Work instructions :: Reproduce the records word for word, from their first line through the line that contains "toolbar: Tilknyt til", including that line.
*** Given entries
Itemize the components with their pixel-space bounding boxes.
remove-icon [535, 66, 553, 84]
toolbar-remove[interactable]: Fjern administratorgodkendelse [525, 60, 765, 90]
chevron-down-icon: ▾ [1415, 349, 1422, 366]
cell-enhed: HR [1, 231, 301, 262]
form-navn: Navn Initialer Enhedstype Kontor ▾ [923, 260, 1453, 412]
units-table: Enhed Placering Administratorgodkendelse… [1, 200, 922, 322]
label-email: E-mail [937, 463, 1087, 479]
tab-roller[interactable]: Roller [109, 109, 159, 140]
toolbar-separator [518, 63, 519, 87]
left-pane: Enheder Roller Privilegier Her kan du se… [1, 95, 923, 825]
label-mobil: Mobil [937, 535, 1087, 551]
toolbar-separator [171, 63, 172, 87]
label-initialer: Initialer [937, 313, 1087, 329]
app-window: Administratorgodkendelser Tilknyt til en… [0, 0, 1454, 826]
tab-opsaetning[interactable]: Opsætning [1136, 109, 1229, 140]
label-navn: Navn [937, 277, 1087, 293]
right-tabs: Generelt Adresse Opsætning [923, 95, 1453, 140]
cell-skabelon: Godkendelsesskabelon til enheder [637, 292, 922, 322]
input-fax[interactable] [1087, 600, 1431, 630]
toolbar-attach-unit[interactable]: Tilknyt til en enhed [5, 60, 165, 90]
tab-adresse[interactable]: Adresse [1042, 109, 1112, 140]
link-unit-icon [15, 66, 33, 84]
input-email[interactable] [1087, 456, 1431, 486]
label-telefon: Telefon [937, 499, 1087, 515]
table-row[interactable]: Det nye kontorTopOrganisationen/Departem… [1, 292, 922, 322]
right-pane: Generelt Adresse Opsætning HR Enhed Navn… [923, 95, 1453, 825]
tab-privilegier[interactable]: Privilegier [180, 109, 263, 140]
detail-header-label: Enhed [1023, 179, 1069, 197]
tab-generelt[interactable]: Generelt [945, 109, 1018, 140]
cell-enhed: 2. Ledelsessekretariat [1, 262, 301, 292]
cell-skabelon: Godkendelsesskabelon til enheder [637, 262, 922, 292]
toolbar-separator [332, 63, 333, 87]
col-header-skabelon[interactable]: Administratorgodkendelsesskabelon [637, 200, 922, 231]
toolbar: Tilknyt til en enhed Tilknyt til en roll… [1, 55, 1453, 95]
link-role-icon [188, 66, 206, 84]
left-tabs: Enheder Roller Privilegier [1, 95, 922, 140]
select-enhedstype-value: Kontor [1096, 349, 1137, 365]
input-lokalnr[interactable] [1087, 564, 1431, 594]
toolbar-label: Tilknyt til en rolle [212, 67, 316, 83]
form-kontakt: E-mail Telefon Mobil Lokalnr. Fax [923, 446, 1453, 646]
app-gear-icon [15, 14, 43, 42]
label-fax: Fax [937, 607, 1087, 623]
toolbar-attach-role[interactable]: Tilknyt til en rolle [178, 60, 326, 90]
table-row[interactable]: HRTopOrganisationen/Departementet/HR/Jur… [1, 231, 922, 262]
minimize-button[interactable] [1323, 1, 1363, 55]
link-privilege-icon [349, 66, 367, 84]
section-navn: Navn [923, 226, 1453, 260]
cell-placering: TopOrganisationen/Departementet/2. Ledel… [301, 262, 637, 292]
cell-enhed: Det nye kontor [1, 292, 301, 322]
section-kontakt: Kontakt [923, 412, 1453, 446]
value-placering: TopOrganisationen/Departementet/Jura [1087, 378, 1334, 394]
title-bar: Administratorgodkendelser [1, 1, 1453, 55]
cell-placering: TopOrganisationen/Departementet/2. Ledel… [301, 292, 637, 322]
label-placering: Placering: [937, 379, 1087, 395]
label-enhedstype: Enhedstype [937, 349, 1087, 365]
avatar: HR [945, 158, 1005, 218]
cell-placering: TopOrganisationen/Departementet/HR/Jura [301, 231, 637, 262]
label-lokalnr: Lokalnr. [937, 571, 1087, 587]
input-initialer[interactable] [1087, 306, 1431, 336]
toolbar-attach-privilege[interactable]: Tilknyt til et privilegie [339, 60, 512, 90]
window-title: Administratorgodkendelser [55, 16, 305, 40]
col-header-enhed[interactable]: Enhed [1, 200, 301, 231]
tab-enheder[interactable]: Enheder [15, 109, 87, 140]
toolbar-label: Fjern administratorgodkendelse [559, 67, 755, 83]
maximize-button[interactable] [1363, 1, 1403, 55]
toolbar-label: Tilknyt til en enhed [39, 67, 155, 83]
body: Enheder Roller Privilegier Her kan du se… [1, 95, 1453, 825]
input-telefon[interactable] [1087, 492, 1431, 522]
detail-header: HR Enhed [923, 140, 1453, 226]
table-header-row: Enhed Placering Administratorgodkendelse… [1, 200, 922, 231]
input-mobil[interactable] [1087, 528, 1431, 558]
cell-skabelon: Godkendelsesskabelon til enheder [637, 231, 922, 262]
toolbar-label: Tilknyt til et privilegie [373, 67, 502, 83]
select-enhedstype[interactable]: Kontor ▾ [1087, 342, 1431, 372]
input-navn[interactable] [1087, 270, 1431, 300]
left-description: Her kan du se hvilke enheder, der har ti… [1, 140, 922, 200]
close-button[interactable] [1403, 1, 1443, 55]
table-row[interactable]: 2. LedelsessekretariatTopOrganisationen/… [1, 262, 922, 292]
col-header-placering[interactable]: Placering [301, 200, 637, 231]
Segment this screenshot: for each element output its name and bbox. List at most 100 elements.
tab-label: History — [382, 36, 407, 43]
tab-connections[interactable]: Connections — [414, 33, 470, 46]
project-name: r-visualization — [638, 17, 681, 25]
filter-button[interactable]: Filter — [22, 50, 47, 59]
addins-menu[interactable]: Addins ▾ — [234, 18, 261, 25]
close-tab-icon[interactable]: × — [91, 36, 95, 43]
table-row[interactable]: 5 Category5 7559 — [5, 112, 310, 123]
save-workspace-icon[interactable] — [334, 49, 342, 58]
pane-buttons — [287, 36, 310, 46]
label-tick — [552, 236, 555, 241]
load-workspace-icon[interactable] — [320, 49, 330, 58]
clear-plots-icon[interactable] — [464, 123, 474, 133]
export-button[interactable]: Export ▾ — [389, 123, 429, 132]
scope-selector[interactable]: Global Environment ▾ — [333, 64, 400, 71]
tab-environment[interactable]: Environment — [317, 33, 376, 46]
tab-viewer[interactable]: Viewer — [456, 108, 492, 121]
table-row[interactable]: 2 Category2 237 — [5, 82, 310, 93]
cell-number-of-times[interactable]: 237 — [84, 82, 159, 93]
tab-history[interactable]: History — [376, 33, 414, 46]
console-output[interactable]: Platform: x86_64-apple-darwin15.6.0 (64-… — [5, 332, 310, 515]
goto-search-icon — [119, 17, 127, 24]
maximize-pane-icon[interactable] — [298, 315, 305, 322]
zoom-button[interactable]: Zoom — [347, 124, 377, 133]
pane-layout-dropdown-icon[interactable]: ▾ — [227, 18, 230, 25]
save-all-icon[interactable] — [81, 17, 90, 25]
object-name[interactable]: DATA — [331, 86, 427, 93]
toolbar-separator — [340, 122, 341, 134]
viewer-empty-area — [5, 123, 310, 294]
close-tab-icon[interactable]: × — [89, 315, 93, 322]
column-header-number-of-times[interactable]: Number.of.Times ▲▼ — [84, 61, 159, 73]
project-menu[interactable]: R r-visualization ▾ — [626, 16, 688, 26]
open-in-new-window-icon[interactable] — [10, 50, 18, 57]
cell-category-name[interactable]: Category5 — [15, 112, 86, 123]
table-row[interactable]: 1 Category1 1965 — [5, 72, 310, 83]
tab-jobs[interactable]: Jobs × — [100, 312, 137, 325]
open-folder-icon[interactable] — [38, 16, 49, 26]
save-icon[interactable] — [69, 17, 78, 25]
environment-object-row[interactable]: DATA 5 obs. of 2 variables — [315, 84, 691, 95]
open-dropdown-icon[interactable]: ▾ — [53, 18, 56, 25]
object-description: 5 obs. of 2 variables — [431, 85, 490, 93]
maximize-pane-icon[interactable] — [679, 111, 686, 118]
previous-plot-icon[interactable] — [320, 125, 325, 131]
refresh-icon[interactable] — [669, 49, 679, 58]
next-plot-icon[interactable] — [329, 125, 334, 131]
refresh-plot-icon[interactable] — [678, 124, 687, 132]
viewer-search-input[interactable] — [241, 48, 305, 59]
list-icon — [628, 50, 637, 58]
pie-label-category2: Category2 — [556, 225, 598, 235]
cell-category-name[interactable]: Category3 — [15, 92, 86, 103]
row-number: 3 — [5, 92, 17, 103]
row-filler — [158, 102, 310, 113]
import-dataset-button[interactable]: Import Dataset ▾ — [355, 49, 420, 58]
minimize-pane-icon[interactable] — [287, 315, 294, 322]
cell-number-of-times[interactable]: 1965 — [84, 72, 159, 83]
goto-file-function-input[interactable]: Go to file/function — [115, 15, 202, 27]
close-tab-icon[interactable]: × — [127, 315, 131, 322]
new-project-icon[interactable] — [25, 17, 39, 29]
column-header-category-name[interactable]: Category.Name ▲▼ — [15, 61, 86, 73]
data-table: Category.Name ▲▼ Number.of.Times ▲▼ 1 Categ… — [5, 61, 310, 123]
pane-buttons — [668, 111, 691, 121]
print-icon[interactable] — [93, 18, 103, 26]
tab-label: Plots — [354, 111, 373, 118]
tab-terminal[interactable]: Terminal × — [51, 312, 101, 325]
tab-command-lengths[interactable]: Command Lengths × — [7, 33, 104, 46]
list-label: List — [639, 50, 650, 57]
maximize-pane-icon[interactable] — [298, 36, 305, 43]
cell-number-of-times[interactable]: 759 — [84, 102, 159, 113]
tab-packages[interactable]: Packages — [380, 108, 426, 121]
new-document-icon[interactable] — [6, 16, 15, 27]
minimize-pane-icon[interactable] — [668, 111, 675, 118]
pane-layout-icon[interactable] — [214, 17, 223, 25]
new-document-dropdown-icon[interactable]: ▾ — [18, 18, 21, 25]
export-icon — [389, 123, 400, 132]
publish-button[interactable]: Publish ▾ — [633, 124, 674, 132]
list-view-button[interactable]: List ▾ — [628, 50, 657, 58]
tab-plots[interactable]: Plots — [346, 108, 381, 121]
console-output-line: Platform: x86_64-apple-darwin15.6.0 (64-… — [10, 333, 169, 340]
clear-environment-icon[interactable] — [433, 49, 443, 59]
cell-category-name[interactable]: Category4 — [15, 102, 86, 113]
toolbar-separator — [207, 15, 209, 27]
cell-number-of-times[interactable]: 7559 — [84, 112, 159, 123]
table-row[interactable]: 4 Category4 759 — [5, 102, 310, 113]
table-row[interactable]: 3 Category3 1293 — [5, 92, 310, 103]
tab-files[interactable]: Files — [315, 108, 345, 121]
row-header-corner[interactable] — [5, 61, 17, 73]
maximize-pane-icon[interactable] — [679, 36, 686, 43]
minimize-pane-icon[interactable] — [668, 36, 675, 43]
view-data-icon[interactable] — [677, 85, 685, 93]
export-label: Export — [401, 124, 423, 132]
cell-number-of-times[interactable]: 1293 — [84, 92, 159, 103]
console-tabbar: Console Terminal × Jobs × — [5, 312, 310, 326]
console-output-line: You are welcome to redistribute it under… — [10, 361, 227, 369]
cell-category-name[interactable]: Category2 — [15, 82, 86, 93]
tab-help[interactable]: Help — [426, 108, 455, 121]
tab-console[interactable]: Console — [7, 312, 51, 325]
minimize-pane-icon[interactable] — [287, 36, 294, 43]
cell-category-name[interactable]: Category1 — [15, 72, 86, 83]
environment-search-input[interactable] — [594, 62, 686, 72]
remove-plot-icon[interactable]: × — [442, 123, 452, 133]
******
Exercise result ::
Itemize the components with their pixel-space bounding boxes.
remove-icon [535, 66, 553, 84]
toolbar-remove[interactable]: Fjern administratorgodkendelse [525, 60, 765, 90]
chevron-down-icon: ▾ [1415, 349, 1422, 366]
cell-enhed: HR [1, 231, 301, 262]
form-navn: Navn Initialer Enhedstype Kontor ▾ [923, 260, 1453, 412]
units-table: Enhed Placering Administratorgodkendelse… [1, 200, 922, 322]
label-email: E-mail [937, 463, 1087, 479]
tab-roller[interactable]: Roller [109, 109, 159, 140]
toolbar-separator [518, 63, 519, 87]
left-pane: Enheder Roller Privilegier Her kan du se… [1, 95, 923, 825]
label-mobil: Mobil [937, 535, 1087, 551]
toolbar-separator [171, 63, 172, 87]
label-initialer: Initialer [937, 313, 1087, 329]
app-window: Administratorgodkendelser Tilknyt til en… [0, 0, 1454, 826]
tab-opsaetning[interactable]: Opsætning [1136, 109, 1229, 140]
label-navn: Navn [937, 277, 1087, 293]
right-tabs: Generelt Adresse Opsætning [923, 95, 1453, 140]
cell-skabelon: Godkendelsesskabelon til enheder [637, 292, 922, 322]
input-fax[interactable] [1087, 600, 1431, 630]
toolbar-attach-unit[interactable]: Tilknyt til en enhed [5, 60, 165, 90]
tab-adresse[interactable]: Adresse [1042, 109, 1112, 140]
link-unit-icon [15, 66, 33, 84]
input-email[interactable] [1087, 456, 1431, 486]
label-telefon: Telefon [937, 499, 1087, 515]
table-row[interactable]: Det nye kontorTopOrganisationen/Departem… [1, 292, 922, 322]
right-pane: Generelt Adresse Opsætning HR Enhed Navn… [923, 95, 1453, 825]
tab-privilegier[interactable]: Privilegier [180, 109, 263, 140]
detail-header-label: Enhed [1023, 179, 1069, 197]
tab-generelt[interactable]: Generelt [945, 109, 1018, 140]
cell-enhed: 2. Ledelsessekretariat [1, 262, 301, 292]
cell-skabelon: Godkendelsesskabelon til enheder [637, 262, 922, 292]
toolbar-separator [332, 63, 333, 87]
col-header-skabelon[interactable]: Administratorgodkendelsesskabelon [637, 200, 922, 231]
toolbar: Tilknyt til en enhed Tilknyt til en roll… [1, 55, 1453, 95]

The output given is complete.